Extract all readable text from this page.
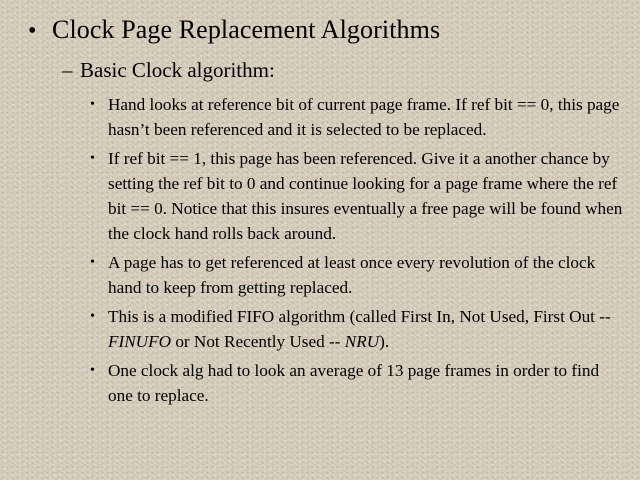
• Clock Page Replacement Algorithms
– Basic Clock algorithm:
• Hand looks at reference bit of current page frame. If ref bit == 0, this page hasn’t been referenced and it is selected to be replaced.
• If ref bit == 1, this page has been referenced. Give it a another chance by setting the ref bit to 0 and continue looking for a page frame where the ref bit == 0. Notice that this insures eventually a free page will be found when the clock hand rolls back around.
• A page has to get referenced at least once every revolution of the clock hand to keep from getting replaced.
• This is a modified FIFO algorithm (called First In, Not Used, First Out -- FINUFO or Not Recently Used -- NRU).
• One clock alg had to look an average of 13 page frames in order to find one to replace.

Problem requirements: All of the material above should be reproduced exactly, except the pictures.

Response to the task:
Extract all readable text from this page.
• Clock Page Replacement Algorithms
– Basic Clock algorithm:
• Hand looks at reference bit of current page frame. If ref bit == 0, this page hasn’t been referenced and it is selected to be replaced.
• If ref bit == 1, this page has been referenced. Give it a another chance by setting the ref bit to 0 and continue looking for a page frame where the ref bit == 0. Notice that this insures eventually a free page will be found when the clock hand rolls back around.
• A page has to get referenced at least once every revolution of the clock hand to keep from getting replaced.
• This is a modified FIFO algorithm (called First In, Not Used, First Out -- FINUFO or Not Recently Used -- NRU).
• One clock alg had to look an average of 13 page frames in order to find one to replace.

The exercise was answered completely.